## [AIM]
Report each line in the listing below that contains the string "liên", copying the line in full.

## [GIVEN ENTRIES]
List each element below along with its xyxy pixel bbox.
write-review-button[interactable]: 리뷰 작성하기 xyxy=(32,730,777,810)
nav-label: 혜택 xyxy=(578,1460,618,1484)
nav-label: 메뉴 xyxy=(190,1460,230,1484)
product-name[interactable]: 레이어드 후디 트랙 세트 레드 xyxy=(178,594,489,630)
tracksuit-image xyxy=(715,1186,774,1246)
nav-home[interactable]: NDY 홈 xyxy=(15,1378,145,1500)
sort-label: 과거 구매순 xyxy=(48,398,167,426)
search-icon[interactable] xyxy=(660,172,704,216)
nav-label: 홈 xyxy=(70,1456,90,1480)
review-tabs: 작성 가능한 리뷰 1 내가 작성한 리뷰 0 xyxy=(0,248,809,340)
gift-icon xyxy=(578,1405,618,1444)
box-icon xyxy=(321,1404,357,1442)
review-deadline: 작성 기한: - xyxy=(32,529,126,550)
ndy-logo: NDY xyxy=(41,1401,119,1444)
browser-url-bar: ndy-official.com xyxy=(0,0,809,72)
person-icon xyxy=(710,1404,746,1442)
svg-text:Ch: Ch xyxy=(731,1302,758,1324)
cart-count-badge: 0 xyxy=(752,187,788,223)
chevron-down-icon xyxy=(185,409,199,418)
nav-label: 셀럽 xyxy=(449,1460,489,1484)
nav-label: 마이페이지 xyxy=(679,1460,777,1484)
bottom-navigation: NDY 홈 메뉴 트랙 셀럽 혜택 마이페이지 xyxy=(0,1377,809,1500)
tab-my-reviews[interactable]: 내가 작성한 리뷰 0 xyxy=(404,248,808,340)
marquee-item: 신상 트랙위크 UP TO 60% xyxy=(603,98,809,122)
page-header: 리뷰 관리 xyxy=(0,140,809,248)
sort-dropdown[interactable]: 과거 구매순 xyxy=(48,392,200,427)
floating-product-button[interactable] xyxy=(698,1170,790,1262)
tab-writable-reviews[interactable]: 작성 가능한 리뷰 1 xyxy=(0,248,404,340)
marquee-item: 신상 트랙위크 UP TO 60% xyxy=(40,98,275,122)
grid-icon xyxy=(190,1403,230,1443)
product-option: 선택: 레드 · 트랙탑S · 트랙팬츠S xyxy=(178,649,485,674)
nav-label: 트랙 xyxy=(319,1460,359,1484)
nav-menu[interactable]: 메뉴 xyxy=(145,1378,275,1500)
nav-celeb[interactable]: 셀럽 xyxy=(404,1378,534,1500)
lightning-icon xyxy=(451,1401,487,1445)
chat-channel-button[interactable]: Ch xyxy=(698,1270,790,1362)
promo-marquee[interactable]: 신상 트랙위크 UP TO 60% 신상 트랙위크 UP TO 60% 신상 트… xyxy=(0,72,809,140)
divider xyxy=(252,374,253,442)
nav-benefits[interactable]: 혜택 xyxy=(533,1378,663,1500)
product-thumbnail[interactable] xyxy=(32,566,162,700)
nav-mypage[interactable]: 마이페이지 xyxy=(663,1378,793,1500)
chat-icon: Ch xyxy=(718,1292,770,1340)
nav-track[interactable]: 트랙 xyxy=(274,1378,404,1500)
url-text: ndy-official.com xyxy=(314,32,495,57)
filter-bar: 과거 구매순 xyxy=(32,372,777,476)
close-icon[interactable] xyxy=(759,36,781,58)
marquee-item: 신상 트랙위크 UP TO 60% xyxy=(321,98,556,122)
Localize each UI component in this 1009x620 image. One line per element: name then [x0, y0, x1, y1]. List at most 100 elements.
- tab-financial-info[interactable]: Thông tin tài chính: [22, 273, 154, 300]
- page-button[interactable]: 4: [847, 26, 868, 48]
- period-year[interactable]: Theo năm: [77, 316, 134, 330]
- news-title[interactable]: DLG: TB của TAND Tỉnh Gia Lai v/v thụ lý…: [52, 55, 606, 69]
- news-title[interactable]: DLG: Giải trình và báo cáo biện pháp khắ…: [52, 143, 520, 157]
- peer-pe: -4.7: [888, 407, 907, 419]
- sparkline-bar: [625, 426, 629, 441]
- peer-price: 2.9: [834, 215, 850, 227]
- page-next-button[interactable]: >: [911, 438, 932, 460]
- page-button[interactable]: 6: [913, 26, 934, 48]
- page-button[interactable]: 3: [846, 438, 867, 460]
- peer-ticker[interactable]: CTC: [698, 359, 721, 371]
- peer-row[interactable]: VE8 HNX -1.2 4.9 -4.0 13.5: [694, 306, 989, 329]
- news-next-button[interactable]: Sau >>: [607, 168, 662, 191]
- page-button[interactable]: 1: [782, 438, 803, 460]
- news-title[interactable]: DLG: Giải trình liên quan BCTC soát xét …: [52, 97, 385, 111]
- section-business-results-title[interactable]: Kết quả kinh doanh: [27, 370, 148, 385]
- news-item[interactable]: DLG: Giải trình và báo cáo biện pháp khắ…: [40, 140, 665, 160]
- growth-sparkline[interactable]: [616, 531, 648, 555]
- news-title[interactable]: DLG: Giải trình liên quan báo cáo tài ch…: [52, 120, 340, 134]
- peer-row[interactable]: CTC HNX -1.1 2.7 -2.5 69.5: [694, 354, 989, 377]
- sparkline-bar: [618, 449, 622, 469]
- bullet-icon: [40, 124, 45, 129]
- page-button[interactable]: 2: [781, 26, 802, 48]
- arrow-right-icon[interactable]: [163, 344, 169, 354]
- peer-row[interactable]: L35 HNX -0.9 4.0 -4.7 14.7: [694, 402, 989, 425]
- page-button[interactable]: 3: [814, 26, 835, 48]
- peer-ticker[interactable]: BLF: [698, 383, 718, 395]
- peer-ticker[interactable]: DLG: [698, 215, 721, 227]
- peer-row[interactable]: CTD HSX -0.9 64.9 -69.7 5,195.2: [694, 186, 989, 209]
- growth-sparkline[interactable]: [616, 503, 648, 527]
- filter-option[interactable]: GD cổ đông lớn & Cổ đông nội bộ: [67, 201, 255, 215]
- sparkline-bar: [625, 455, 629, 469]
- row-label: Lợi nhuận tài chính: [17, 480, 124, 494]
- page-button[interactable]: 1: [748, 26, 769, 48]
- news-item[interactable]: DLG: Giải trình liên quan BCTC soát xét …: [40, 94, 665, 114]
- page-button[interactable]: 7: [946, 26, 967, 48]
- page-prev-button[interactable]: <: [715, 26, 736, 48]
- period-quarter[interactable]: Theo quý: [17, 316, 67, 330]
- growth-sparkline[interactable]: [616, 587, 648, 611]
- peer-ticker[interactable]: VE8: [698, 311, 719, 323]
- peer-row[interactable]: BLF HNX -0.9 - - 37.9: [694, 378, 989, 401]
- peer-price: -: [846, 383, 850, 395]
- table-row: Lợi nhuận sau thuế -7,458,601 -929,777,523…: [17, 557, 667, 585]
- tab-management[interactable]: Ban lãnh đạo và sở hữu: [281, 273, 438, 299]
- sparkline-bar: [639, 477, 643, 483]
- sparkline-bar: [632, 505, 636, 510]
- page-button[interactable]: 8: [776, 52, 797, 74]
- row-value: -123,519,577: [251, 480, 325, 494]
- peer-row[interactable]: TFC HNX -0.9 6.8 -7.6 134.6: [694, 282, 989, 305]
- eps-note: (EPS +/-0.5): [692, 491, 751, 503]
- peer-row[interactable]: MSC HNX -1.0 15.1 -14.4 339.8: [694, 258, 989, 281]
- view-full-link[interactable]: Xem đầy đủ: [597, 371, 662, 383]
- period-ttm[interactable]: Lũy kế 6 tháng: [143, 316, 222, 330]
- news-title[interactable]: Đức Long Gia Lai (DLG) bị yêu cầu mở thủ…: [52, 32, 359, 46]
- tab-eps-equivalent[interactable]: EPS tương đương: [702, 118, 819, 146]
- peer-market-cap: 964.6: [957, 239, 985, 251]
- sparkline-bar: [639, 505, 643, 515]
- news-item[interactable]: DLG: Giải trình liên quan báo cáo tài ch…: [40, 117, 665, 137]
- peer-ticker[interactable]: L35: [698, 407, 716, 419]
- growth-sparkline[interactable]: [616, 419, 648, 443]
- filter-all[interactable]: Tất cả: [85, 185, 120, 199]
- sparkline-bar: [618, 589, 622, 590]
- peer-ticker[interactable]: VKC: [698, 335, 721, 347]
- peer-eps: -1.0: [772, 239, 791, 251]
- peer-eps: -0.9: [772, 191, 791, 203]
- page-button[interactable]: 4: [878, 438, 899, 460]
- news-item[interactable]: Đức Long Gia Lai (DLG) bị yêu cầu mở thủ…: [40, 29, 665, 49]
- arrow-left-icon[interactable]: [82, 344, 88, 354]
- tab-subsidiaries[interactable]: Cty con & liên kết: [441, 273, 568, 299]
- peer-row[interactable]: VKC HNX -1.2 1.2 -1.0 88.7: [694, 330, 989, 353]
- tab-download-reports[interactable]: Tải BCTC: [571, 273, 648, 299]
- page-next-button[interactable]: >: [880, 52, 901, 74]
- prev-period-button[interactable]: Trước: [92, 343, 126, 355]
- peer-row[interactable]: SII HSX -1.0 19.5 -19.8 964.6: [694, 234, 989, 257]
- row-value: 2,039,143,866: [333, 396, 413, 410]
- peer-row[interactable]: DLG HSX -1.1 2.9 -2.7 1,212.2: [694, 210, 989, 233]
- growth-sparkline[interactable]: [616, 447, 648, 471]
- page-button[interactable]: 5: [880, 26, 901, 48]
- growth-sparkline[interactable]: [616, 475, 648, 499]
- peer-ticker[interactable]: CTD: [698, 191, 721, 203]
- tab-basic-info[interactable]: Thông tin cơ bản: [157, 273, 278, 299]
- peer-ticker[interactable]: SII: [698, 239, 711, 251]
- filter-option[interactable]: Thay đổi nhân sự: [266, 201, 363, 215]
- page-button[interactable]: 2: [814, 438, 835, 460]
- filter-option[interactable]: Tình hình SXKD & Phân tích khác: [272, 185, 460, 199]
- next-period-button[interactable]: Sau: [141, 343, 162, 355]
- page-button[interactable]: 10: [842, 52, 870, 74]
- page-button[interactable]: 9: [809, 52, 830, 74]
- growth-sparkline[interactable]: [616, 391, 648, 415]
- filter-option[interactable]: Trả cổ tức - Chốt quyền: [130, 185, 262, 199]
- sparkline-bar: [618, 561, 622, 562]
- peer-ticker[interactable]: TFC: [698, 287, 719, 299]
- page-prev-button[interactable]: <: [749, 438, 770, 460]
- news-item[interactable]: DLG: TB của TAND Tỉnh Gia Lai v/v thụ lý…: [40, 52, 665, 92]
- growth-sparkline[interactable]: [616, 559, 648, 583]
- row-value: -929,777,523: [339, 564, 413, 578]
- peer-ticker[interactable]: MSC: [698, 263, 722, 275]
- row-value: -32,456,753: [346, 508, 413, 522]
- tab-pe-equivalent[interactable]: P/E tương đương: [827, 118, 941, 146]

## [THE OUTPUT]
- news-title[interactable]: DLG: Giải trình liên quan BCTC soát xét …: [52, 97, 385, 111]
- news-title[interactable]: DLG: Giải trình liên quan báo cáo tài ch…: [52, 120, 340, 134]
- news-item[interactable]: DLG: Giải trình liên quan BCTC soát xét …: [40, 94, 665, 114]
- news-item[interactable]: DLG: Giải trình liên quan báo cáo tài ch…: [40, 117, 665, 137]
- tab-subsidiaries[interactable]: Cty con & liên kết: [441, 273, 568, 299]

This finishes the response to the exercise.